═════ Brontekst ═════
Om te waarborgen dat er voldoende financiële middelen beschikbaar zijn om de buitengebruikstelling en ontmanteling van kerncentrales te financieren, introduceert het wetsvoorstel een verplichting voor de vergunninghouder om daartoe financiële zekerheden te stellen. Op welke manier wordt deze bepaling gehandhaafd? Op welke manier wordt toezicht uitgeoefend op de toereikendheid van de gereserveerde middelen, zo vragen de leden van de D66-fractie?
2.3 Opwerking van radioactief materiaal
In de motie Spies c.s. (25 422, 38) wordt de regering verzocht om wetgeving aan te passen om betrokkenheid van het parlement te regelen bij de opwerkingscontracten. De leden van de PvdA-fractie verzoeken u om aan te geven op welke manier het parlement betrokken is bij de vergunningverlening van opwerkingscontracten? Wordt het parlement van elke vergunningsaanvraag op de hoogte gesteld? Wordt het parlement expliciet om toestemming gevraagd bij de vergunningverlening, of gaat dit wetsvoorstel uit van impliciete toestemming? De leden van de PvdA-fractie vernemen ook graag op welke manier het parlement betrokken wordt bij de invulling van de vergunning van een nieuwe kerncentrale, zoals tijdsduur van vergunning, voorziening voor het afvalprobleem en tijdstip van rechtvaardigingstoets?
═════ Getoonde gegevens ═════
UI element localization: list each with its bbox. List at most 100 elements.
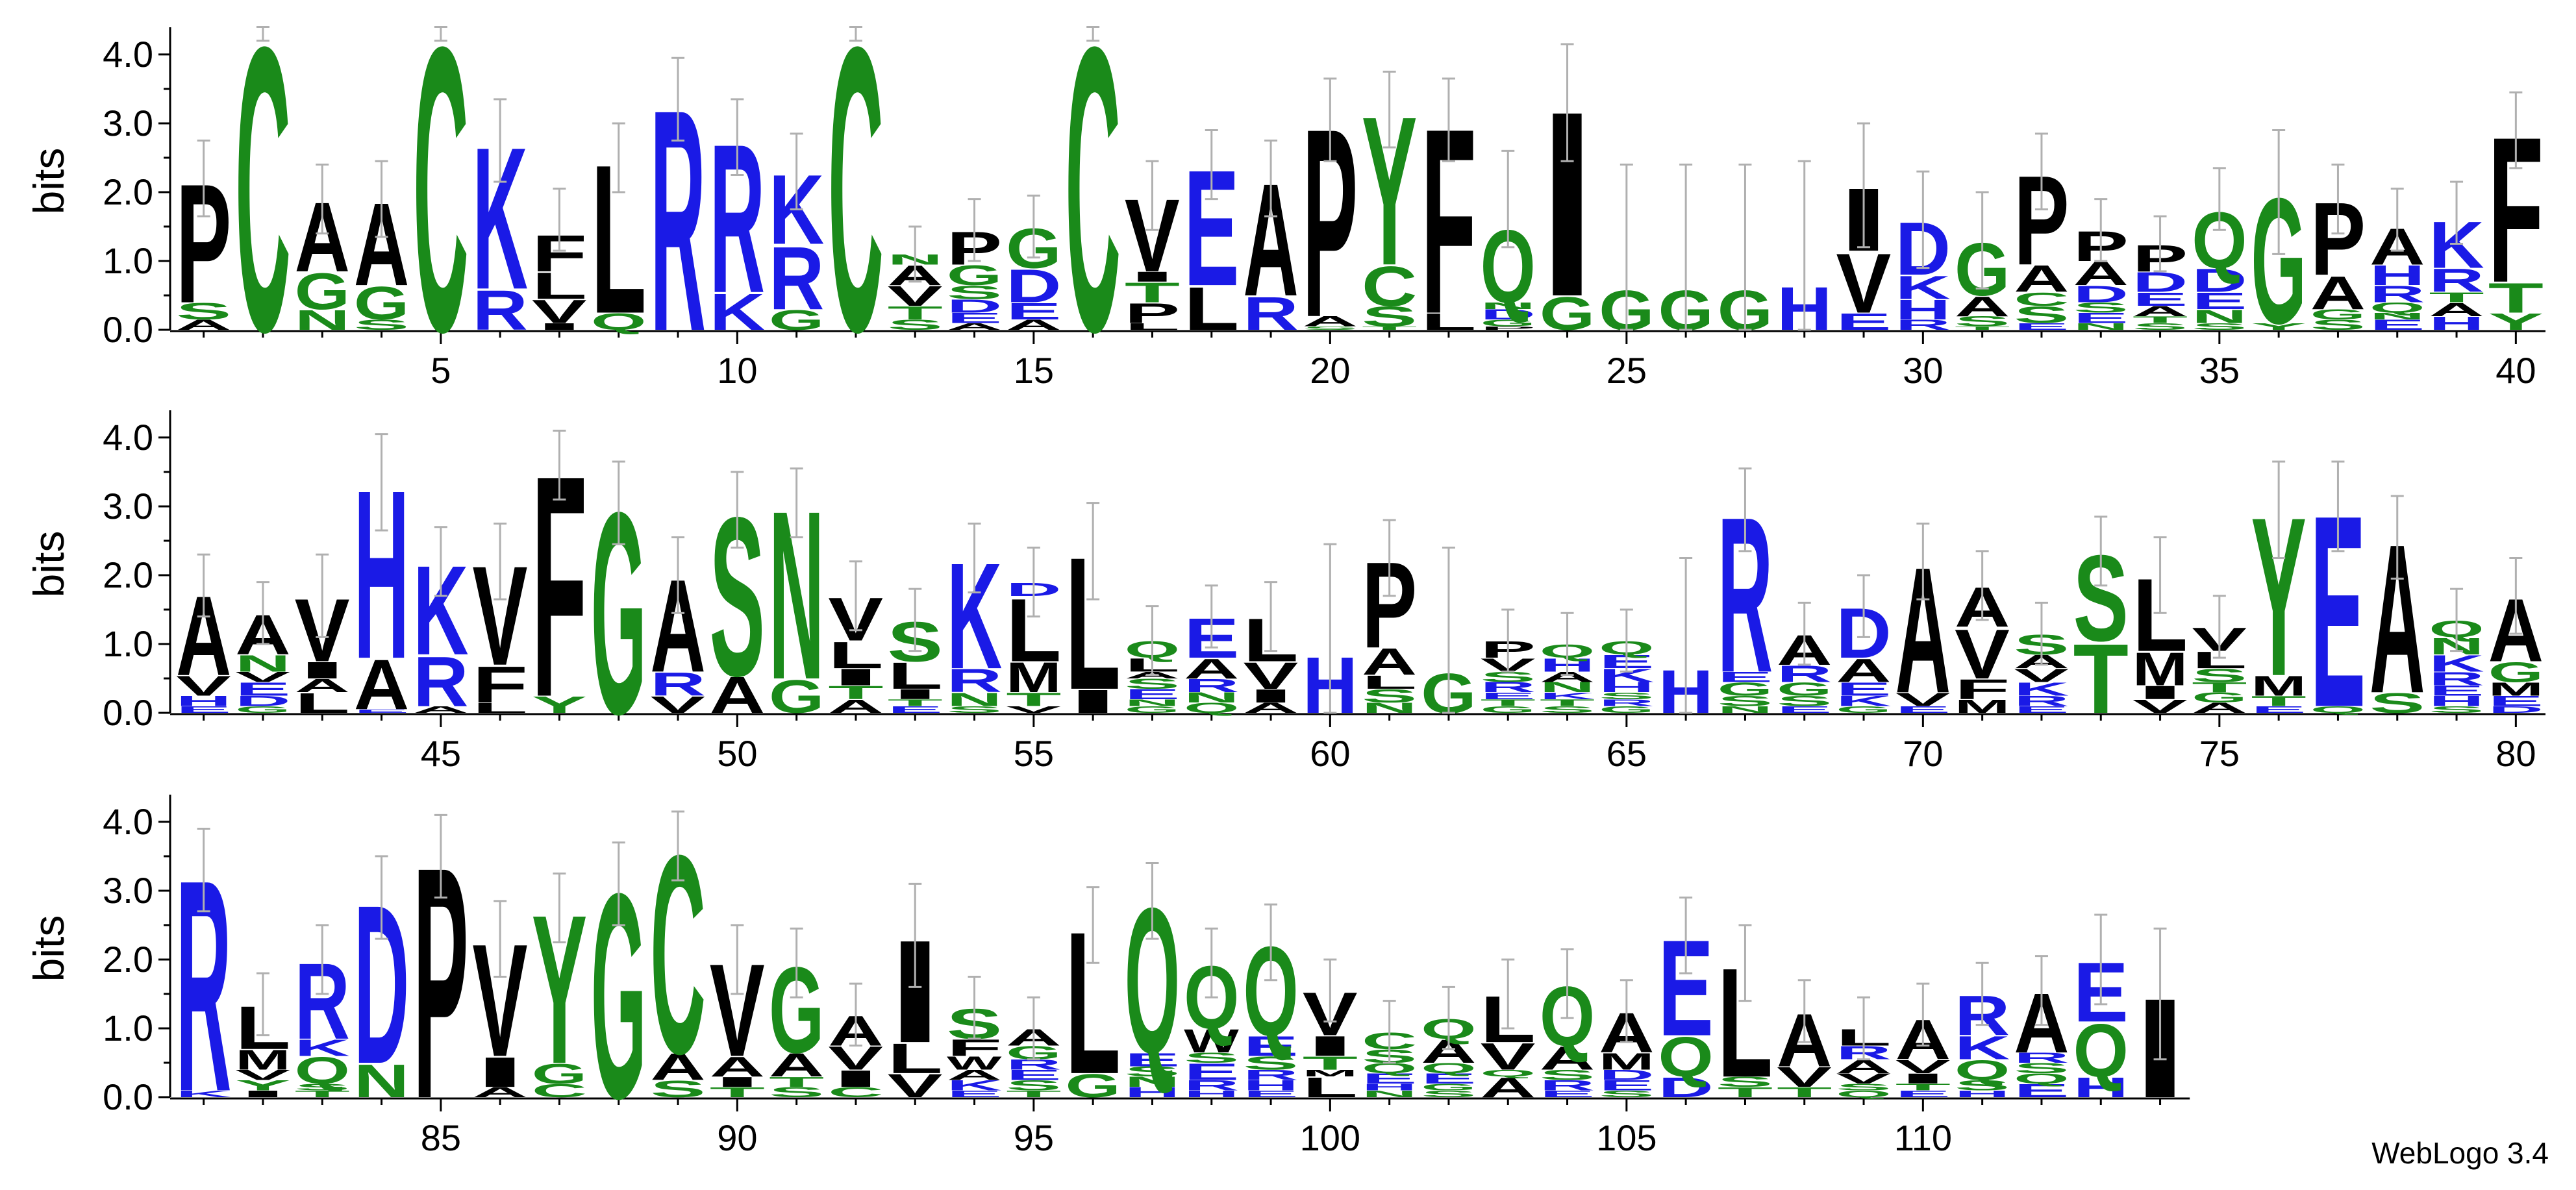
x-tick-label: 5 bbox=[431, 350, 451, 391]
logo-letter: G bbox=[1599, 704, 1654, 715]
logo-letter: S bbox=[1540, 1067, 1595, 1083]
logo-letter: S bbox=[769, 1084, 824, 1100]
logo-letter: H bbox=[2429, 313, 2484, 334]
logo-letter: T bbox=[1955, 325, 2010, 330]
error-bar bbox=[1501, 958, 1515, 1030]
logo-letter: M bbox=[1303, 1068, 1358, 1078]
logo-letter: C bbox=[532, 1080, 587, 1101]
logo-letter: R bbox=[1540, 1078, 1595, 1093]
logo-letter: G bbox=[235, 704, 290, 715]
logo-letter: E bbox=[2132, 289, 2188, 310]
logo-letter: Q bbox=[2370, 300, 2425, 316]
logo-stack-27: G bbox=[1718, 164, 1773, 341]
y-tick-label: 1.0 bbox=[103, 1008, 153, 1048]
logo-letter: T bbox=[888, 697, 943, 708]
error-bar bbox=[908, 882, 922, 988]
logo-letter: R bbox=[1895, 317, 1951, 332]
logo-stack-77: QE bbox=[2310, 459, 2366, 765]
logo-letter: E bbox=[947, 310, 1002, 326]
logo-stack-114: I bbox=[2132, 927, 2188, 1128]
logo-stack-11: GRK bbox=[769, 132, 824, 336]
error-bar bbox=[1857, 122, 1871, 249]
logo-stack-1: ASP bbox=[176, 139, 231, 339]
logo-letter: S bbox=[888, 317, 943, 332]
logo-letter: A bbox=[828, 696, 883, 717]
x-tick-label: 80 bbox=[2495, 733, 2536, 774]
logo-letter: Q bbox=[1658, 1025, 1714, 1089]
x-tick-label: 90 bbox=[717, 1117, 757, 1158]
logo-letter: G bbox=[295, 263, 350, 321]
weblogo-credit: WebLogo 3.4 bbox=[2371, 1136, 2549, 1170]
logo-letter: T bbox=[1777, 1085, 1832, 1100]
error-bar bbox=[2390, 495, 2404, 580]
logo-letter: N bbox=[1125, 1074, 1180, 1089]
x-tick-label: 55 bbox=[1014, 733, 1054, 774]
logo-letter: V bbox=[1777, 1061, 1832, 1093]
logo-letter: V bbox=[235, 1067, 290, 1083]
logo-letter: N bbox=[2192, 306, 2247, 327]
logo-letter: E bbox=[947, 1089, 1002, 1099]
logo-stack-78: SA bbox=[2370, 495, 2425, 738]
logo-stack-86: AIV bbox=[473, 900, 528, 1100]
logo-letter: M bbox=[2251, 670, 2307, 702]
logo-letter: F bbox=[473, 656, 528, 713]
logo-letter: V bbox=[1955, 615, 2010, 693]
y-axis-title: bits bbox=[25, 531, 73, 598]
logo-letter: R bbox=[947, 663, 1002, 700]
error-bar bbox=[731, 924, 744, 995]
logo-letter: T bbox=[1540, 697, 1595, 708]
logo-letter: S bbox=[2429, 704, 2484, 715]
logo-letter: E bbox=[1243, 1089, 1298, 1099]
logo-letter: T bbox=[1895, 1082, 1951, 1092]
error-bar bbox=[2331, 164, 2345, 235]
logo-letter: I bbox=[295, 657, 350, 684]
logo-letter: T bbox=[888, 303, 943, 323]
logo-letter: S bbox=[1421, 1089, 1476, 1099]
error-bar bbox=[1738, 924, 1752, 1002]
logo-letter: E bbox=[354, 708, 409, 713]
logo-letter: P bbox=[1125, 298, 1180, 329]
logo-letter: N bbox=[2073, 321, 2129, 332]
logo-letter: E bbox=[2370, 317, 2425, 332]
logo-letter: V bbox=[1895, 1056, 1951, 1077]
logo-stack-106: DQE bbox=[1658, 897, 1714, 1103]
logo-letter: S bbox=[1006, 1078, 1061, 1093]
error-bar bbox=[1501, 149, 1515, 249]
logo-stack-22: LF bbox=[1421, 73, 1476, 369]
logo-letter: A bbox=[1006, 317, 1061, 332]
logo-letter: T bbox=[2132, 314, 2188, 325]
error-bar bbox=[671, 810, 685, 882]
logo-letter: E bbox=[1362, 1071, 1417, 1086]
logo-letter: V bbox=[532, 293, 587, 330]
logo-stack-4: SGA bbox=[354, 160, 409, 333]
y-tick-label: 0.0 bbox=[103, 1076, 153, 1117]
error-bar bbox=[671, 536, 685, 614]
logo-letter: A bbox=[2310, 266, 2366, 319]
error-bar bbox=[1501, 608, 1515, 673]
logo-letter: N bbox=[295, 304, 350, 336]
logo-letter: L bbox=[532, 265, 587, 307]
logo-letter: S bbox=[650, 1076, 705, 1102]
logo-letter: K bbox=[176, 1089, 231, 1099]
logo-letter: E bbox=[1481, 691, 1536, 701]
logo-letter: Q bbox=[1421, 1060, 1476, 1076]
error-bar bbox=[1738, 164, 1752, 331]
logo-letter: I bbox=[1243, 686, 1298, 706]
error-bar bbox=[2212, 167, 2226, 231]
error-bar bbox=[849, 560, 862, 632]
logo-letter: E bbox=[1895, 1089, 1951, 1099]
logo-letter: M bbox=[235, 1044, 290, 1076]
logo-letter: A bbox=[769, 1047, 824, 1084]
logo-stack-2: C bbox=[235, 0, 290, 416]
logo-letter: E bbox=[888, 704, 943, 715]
═════
═════ Getoonde gegevens ═════
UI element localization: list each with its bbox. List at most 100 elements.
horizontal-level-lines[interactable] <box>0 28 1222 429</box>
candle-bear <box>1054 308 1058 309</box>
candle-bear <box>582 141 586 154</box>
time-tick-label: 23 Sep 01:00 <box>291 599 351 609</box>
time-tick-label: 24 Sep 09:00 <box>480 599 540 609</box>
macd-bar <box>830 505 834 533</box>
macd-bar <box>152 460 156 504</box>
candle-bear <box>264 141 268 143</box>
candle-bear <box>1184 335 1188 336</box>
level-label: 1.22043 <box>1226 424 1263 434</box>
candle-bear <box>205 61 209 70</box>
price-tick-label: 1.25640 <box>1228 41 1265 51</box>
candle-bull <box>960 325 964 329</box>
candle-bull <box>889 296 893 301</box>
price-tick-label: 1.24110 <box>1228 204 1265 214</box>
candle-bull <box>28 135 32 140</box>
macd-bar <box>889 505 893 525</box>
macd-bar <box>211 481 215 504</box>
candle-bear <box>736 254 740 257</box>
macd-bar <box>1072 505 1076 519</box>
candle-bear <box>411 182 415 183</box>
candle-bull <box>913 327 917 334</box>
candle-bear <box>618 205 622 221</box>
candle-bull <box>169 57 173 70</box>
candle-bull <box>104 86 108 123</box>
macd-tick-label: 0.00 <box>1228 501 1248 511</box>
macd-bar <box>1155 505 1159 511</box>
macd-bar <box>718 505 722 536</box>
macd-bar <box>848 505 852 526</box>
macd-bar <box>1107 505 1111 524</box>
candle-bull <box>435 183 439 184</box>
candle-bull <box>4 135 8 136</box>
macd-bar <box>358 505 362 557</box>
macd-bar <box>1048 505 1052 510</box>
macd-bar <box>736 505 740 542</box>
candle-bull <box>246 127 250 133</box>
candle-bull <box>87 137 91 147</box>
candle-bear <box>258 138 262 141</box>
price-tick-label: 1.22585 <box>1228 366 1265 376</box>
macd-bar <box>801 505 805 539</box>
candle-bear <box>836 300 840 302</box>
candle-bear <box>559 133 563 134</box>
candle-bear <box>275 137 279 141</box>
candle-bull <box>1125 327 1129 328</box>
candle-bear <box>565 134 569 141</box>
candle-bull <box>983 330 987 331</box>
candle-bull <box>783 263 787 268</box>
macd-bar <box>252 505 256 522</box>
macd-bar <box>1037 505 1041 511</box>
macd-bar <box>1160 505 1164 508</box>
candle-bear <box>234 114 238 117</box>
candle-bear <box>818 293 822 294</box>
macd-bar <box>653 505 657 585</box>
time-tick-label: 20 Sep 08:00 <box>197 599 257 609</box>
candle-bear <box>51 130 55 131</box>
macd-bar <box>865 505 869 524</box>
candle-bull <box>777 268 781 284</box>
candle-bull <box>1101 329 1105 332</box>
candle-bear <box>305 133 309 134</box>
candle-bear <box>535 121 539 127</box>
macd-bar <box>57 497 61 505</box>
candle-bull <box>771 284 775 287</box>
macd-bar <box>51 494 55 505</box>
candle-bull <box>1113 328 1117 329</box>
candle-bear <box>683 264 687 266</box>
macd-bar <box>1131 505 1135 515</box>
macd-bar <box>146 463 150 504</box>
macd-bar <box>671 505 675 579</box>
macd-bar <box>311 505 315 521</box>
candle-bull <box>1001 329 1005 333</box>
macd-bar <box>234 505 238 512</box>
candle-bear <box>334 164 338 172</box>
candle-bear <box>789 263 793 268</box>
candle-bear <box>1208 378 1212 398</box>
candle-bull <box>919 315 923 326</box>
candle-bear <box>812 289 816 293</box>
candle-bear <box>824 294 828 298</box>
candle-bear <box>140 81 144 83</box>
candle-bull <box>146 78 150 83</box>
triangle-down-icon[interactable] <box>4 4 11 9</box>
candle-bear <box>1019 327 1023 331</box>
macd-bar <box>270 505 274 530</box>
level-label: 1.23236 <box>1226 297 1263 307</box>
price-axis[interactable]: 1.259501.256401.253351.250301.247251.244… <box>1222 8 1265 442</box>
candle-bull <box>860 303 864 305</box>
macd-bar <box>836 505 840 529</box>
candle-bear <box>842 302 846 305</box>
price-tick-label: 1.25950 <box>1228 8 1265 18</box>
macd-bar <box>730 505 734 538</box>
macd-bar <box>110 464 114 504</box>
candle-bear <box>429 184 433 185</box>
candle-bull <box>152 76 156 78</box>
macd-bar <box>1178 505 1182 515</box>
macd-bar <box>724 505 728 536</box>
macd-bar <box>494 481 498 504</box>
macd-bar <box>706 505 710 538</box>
═════
═════ Getoonde gegevens ═════
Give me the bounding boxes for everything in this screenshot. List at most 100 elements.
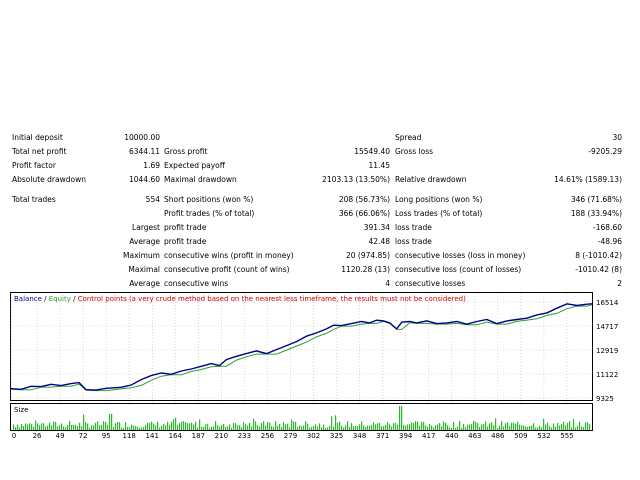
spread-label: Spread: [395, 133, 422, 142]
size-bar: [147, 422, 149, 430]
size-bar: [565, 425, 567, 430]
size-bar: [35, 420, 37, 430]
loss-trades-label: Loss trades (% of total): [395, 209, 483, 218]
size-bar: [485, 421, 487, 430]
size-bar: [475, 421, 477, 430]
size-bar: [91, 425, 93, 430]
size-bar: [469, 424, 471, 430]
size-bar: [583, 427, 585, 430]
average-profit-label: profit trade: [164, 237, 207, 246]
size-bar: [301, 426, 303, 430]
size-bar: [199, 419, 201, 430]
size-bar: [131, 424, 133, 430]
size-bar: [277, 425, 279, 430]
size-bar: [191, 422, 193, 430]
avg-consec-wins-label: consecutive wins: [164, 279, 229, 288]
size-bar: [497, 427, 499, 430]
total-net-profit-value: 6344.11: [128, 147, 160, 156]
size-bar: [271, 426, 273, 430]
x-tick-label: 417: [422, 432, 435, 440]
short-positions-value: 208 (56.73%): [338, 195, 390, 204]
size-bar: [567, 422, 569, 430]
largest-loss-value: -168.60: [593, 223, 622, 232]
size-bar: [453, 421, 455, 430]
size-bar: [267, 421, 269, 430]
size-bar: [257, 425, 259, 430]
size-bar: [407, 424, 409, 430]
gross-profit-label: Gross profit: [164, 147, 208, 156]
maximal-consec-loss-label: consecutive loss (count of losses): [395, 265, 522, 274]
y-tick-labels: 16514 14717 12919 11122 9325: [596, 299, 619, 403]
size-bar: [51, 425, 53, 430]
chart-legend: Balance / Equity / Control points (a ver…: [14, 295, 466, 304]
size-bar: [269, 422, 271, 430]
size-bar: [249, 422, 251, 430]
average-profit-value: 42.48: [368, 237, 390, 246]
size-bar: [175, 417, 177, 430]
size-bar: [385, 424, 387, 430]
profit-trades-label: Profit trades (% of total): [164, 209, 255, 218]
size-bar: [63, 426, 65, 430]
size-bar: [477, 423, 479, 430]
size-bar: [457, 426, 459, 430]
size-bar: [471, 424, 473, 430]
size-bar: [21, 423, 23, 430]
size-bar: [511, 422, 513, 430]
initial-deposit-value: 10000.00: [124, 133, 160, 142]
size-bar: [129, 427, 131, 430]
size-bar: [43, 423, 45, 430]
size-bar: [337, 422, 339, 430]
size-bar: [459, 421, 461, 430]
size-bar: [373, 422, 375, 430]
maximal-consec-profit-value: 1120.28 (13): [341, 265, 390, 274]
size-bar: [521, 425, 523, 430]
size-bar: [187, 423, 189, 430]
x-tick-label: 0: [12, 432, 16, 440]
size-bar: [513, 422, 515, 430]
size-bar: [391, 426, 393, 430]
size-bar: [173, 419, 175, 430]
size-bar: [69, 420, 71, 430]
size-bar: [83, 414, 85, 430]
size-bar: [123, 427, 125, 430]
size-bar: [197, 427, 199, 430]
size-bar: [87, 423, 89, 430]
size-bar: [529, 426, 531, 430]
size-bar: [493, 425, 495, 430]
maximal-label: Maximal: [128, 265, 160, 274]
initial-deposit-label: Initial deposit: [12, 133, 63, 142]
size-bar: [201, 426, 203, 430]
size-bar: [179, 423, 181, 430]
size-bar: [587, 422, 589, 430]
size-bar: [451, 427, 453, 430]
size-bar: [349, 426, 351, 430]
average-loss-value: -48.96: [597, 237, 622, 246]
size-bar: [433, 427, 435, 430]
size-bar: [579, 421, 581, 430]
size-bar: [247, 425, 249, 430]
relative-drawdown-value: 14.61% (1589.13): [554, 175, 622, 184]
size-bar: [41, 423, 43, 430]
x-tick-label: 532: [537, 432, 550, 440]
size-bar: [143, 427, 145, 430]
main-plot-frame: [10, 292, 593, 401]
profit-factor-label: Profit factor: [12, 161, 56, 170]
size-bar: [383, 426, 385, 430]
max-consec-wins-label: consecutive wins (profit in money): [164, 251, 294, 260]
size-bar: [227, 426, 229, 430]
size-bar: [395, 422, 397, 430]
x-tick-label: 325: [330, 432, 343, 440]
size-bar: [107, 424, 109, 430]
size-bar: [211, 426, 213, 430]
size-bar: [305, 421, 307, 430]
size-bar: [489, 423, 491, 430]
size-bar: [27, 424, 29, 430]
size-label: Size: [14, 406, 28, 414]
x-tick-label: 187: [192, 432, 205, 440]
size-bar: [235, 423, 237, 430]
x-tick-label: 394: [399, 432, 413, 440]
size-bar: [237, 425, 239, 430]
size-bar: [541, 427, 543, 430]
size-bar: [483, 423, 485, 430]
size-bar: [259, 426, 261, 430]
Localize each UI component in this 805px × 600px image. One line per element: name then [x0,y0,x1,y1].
═════
**Wat wordt gevraagd**
A - Waartoe verzoekt de motie Spies c.s. de regering volgens de brontekst?
B - Haal het stuk van "2.3 Opwerking van" tot en met "tijdstip van rechtvaardigingstoets?" ongewijzigd uit de brontekst.

**Lijst van oplossingen**
A - Om wetgeving aan te passen om betrokkenheid van het parlement bij de opwerkingscontracten te regelen.

B -
2.3 Opwerking van radioactief materiaal
In de motie Spies c.s. (25 422, 38) wordt de regering verzocht om wetgeving aan te passen om betrokkenheid van het parlement te regelen bij de opwerkingscontracten. De leden van de PvdA-fractie verzoeken u om aan te geven op welke manier het parlement betrokken is bij de vergunningverlening van opwerkingscontracten? Wordt het parlement van elke vergunningsaanvraag op de hoogte gesteld? Wordt het parlement expliciet om toestemming gevraagd bij de vergunningverlening, of gaat dit wetsvoorstel uit van impliciete toestemming? De leden van de PvdA-fractie vernemen ook graag op welke manier het parlement betrokken wordt bij de invulling van de vergunning van een nieuwe kerncentrale, zoals tijdsduur van vergunning, voorziening voor het afvalprobleem en tijdstip van rechtvaardigingstoets?